Your goal:
Repeat the listing below in full, exactly as it stands.

── Stored rows

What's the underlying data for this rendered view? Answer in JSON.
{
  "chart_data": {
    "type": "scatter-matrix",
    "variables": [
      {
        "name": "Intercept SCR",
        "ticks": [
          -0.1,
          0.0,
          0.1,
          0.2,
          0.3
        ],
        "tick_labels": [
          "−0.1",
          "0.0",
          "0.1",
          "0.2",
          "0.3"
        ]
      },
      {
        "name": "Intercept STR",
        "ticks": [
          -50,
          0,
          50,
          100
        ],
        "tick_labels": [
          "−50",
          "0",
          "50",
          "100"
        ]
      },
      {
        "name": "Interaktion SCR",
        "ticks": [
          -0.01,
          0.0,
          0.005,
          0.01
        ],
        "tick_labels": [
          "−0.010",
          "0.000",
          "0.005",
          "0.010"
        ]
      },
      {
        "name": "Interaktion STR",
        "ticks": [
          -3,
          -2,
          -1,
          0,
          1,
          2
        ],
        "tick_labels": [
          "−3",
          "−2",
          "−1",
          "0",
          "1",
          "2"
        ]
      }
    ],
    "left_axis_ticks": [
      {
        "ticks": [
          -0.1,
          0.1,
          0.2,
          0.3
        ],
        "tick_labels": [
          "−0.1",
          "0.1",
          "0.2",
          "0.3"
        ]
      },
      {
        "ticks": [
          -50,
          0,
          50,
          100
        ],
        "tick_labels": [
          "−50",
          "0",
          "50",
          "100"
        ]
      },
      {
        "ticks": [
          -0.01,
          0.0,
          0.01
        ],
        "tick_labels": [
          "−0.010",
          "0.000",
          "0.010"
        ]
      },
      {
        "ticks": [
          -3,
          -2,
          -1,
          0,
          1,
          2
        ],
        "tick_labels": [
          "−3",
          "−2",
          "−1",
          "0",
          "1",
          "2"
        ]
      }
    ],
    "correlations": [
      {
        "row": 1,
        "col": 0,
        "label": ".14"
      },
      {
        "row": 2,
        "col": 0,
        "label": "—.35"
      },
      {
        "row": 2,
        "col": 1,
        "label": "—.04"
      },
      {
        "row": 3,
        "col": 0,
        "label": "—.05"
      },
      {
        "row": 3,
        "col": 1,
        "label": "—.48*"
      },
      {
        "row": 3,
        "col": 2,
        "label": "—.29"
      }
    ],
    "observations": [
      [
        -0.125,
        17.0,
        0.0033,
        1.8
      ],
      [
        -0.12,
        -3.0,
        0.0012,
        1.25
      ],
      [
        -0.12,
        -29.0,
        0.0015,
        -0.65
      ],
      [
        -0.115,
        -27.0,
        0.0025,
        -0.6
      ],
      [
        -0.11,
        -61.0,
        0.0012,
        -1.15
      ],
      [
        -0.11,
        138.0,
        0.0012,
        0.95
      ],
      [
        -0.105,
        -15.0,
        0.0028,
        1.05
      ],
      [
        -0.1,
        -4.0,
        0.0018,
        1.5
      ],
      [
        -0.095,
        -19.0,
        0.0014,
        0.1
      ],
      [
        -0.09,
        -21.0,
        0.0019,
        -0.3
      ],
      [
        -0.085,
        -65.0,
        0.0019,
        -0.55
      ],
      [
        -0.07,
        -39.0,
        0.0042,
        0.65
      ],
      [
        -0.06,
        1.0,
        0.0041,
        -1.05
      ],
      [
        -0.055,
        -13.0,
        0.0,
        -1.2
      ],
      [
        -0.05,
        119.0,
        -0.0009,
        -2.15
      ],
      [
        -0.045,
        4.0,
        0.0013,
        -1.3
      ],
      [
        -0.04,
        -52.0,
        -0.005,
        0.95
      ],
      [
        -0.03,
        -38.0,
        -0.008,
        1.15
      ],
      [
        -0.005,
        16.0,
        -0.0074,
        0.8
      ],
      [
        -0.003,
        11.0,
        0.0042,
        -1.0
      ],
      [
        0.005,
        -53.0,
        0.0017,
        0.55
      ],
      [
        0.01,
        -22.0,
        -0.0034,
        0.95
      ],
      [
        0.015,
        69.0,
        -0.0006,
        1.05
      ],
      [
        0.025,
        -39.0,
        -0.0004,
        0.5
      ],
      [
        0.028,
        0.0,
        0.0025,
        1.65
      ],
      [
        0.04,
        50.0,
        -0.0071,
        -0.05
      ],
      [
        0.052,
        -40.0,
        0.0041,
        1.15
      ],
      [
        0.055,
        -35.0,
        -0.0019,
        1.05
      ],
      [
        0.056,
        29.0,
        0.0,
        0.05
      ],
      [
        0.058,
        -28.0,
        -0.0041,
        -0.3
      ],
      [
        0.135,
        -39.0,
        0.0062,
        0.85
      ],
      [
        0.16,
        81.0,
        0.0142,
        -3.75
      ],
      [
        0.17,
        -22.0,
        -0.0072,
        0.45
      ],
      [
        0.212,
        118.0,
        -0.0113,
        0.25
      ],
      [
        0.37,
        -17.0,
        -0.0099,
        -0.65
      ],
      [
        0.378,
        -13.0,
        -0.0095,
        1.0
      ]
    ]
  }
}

────

Exercise result:
What's the underlying data for this rendered view? Answer in JSON.
{
  "chart_data": {
    "type": "scatter-matrix",
    "variables": [
      {
        "name": "Intercept SCR",
        "ticks": [
          -0.1,
          0.0,
          0.1,
          0.2,
          0.3
        ],
        "tick_labels": [
          "−0.1",
          "0.0",
          "0.1",
          "0.2",
          "0.3"
        ]
      },
      {
        "name": "Intercept STR",
        "ticks": [
          -50,
          0,
          50,
          100
        ],
        "tick_labels": [
          "−50",
          "0",
          "50",
          "100"
        ]
      },
      {
        "name": "Interaktion SCR",
        "ticks": [
          -0.01,
          0.0,
          0.005,
          0.01
        ],
        "tick_labels": [
          "−0.010",
          "0.000",
          "0.005",
          "0.010"
        ]
      },
      {
        "name": "Interaktion STR",
        "ticks": [
          -3,
          -2,
          -1,
          0,
          1,
          2
        ],
        "tick_labels": [
          "−3",
          "−2",
          "−1",
          "0",
          "1",
          "2"
        ]
      }
    ],
    "left_axis_ticks": [
      {
        "ticks": [
          -0.1,
          0.1,
          0.2,
          0.3
        ],
        "tick_labels": [
          "−0.1",
          "0.1",
          "0.2",
          "0.3"
        ]
      },
      {
        "ticks": [
          -50,
          0,
          50,
          100
        ],
        "tick_labels": [
          "−50",
          "0",
          "50",
          "100"
        ]
      },
      {
        "ticks": [
          -0.01,
          0.0,
          0.01
        ],
        "tick_labels": [
          "−0.010",
          "0.000",
          "0.010"
        ]
      },
      {
        "ticks": [
          -3,
          -2,
          -1,
          0,
          1,
          2
        ],
        "tick_labels": [
          "−3",
          "−2",
          "−1",
          "0",
          "1",
          "2"
        ]
      }
    ],
    "correlations": [
      {
        "row": 1,
        "col": 0,
        "label": ".14"
      },
      {
        "row": 2,
        "col": 0,
        "label": "—.35"
      },
      {
        "row": 2,
        "col": 1,
        "label": "—.04"
      },
      {
        "row": 3,
        "col": 0,
        "label": "—.05"
      },
      {
        "row": 3,
        "col": 1,
        "label": "—.48*"
      },
      {
        "row": 3,
        "col": 2,
        "label": "—.29"
      }
    ],
    "observations": [
      [
        -0.125,
        17.0,
        0.0033,
        1.8
      ],
      [
        -0.12,
        -3.0,
        0.0012,
        1.25
      ],
      [
        -0.12,
        -29.0,
        0.0015,
        -0.65
      ],
      [
        -0.115,
        -27.0,
        0.0025,
        -0.6
      ],
      [
        -0.11,
        -61.0,
        0.0012,
        -1.15
      ],
      [
        -0.11,
        138.0,
        0.0012,
        0.95
      ],
      [
        -0.105,
        -15.0,
        0.0028,
        1.05
      ],
      [
        -0.1,
        -4.0,
        0.0018,
        1.5
      ],
      [
        -0.095,
        -19.0,
        0.0014,
        0.1
      ],
      [
        -0.09,
        -21.0,
        0.0019,
        -0.3
      ],
      [
        -0.085,
        -65.0,
        0.0019,
        -0.55
      ],
      [
        -0.07,
        -39.0,
        0.0042,
        0.65
      ],
      [
        -0.06,
        1.0,
        0.0041,
        -1.05
      ],
      [
        -0.055,
        -13.0,
        0.0,
        -1.2
      ],
      [
        -0.05,
        119.0,
        -0.0009,
        -2.15
      ],
      [
        -0.045,
        4.0,
        0.0013,
        -1.3
      ],
      [
        -0.04,
        -52.0,
        -0.005,
        0.95
      ],
      [
        -0.03,
        -38.0,
        -0.008,
        1.15
      ],
      [
        -0.005,
        16.0,
        -0.0074,
        0.8
      ],
      [
        -0.003,
        11.0,
        0.0042,
        -1.0
      ],
      [
        0.005,
        -53.0,
        0.0017,
        0.55
      ],
      [
        0.01,
        -22.0,
        -0.0034,
        0.95
      ],
      [
        0.015,
        69.0,
        -0.0006,
        1.05
      ],
      [
        0.025,
        -39.0,
        -0.0004,
        0.5
      ],
      [
        0.028,
        0.0,
        0.0025,
        1.65
      ],
      [
        0.04,
        50.0,
        -0.0071,
        -0.05
      ],
      [
        0.052,
        -40.0,
        0.0041,
        1.15
      ],
      [
        0.055,
        -35.0,
        -0.0019,
        1.05
      ],
      [
        0.056,
        29.0,
        0.0,
        0.05
      ],
      [
        0.058,
        -28.0,
        -0.0041,
        -0.3
      ],
      [
        0.135,
        -39.0,
        0.0062,
        0.85
      ],
      [
        0.16,
        81.0,
        0.0142,
        -3.75
      ],
      [
        0.17,
        -22.0,
        -0.0072,
        0.45
      ],
      [
        0.212,
        118.0,
        -0.0113,
        0.25
      ],
      [
        0.37,
        -17.0,
        -0.0099,
        -0.65
      ],
      [
        0.378,
        -13.0,
        -0.0095,
        1.0
      ]
    ]
  }
}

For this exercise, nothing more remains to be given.